Stored entries:
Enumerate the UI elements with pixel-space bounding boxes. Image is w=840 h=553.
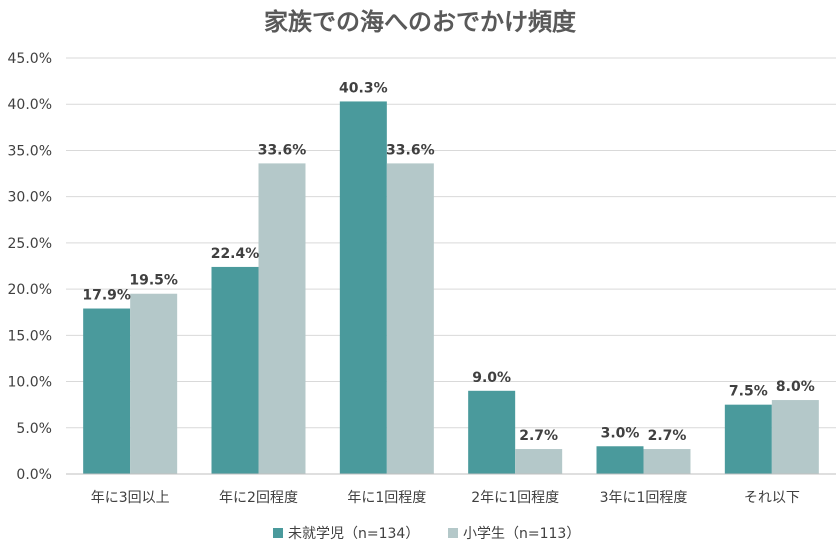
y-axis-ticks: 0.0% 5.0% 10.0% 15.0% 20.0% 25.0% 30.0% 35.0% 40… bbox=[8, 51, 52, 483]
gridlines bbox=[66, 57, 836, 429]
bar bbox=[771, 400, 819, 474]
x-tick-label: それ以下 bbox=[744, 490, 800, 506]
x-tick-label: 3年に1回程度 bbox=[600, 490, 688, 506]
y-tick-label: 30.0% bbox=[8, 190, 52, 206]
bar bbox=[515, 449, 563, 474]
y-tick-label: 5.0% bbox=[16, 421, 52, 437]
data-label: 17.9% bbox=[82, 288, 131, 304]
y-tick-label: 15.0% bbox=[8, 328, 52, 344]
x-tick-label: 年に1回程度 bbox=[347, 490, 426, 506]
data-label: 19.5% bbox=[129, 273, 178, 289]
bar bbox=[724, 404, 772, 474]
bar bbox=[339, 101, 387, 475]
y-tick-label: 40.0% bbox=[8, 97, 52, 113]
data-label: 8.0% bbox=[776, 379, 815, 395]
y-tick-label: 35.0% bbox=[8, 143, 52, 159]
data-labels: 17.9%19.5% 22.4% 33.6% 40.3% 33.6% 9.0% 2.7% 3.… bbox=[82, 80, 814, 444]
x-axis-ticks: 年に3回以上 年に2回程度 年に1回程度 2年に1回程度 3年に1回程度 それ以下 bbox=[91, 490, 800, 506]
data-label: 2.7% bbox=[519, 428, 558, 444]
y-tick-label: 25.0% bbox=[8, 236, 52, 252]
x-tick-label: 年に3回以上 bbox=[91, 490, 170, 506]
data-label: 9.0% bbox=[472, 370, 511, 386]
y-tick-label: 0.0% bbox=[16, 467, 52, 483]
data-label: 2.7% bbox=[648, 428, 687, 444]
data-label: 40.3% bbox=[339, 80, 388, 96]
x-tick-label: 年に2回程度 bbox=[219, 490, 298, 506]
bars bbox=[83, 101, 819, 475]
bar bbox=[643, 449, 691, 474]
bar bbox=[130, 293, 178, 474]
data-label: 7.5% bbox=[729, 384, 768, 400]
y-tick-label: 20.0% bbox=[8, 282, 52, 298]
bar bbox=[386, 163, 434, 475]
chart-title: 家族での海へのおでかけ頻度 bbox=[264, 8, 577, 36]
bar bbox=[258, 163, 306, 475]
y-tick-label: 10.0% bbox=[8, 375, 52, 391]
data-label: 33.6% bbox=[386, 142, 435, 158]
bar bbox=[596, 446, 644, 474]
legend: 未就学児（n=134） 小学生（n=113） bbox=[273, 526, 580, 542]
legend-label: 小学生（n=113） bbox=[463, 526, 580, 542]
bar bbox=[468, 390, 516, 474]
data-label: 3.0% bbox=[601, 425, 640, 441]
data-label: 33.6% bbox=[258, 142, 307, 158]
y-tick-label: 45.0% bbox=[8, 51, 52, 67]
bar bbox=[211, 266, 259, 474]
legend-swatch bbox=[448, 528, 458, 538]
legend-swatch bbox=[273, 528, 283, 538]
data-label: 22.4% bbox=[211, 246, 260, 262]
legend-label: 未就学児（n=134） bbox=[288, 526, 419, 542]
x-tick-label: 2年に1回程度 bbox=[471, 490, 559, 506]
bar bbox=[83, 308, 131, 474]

DO THIS: Write each line of the records above as a JSON list of strings, one string per line, with blank lines left out. Leave the pictures out of your answer.

SOLUTION TO THIS TASK:
[
  "Enumerate the UI elements with pixel-space bounding boxes. Image is w=840 h=553.",
  "y-axis-ticks: 0.0% 5.0% 10.0% 15.0% 20.0% 25.0% 30.0% 35.0% 40… bbox=[8, 51, 52, 483]",
  "gridlines bbox=[66, 57, 836, 429]",
  "bar bbox=[771, 400, 819, 474]",
  "x-tick-label: それ以下 bbox=[744, 490, 800, 506]",
  "x-tick-label: 3年に1回程度 bbox=[600, 490, 688, 506]",
  "y-tick-label: 30.0% bbox=[8, 190, 52, 206]",
  "bar bbox=[515, 449, 563, 474]",
  "y-tick-label: 5.0% bbox=[16, 421, 52, 437]",
  "data-label: 17.9% bbox=[82, 288, 131, 304]",
  "y-tick-label: 15.0% bbox=[8, 328, 52, 344]",
  "x-tick-label: 年に1回程度 bbox=[347, 490, 426, 506]",
  "data-label: 19.5% bbox=[129, 273, 178, 289]",
  "bar bbox=[724, 404, 772, 474]",
  "bar bbox=[339, 101, 387, 475]",
  "y-tick-label: 40.0% bbox=[8, 97, 52, 113]",
  "data-label: 8.0% bbox=[776, 379, 815, 395]",
  "y-tick-label: 35.0% bbox=[8, 143, 52, 159]",
  "data-labels: 17.9%19.5% 22.4% 33.6% 40.3% 33.6% 9.0% 2.7% 3.… bbox=[82, 80, 814, 444]",
  "x-axis-ticks: 年に3回以上 年に2回程度 年に1回程度 2年に1回程度 3年に1回程度 それ以下 bbox=[91, 490, 800, 506]",
  "data-label: 2.7% bbox=[519, 428, 558, 444]",
  "y-tick-label: 25.0% bbox=[8, 236, 52, 252]",
  "x-tick-label: 年に3回以上 bbox=[91, 490, 170, 506]",
  "data-label: 9.0% bbox=[472, 370, 511, 386]",
  "y-tick-label: 0.0% bbox=[16, 467, 52, 483]",
  "data-label: 2.7% bbox=[648, 428, 687, 444]",
  "data-label: 40.3% bbox=[339, 80, 388, 96]",
  "x-tick-label: 年に2回程度 bbox=[219, 490, 298, 506]",
  "bars bbox=[83, 101, 819, 475]",
  "bar bbox=[643, 449, 691, 474]",
  "bar bbox=[130, 293, 178, 474]",
  "data-label: 7.5% bbox=[729, 384, 768, 400]",
  "y-tick-label: 20.0% bbox=[8, 282, 52, 298]",
  "bar bbox=[386, 163, 434, 475]",
  "chart-title: 家族での海へのおでかけ頻度 bbox=[264, 8, 577, 36]",
  "bar bbox=[258, 163, 306, 475]",
  "y-tick-label: 10.0% bbox=[8, 375, 52, 391]",
  "data-label: 33.6% bbox=[386, 142, 435, 158]",
  "bar bbox=[596, 446, 644, 474]",
  "legend: 未就学児（n=134） 小学生（n=113） bbox=[273, 526, 580, 542]",
  "legend-label: 小学生（n=113） bbox=[463, 526, 580, 542]",
  "bar bbox=[468, 390, 516, 474]",
  "data-label: 3.0% bbox=[601, 425, 640, 441]",
  "data-label: 33.6% bbox=[258, 142, 307, 158]",
  "y-tick-label: 45.0% bbox=[8, 51, 52, 67]",
  "bar bbox=[211, 266, 259, 474]",
  "legend-swatch bbox=[448, 528, 458, 538]",
  "legend-swatch bbox=[273, 528, 283, 538]",
  "data-label: 22.4% bbox=[211, 246, 260, 262]",
  "legend-label: 未就学児（n=134） bbox=[288, 526, 419, 542]",
  "x-tick-label: 2年に1回程度 bbox=[471, 490, 559, 506]",
  "bar bbox=[83, 308, 131, 474]"
]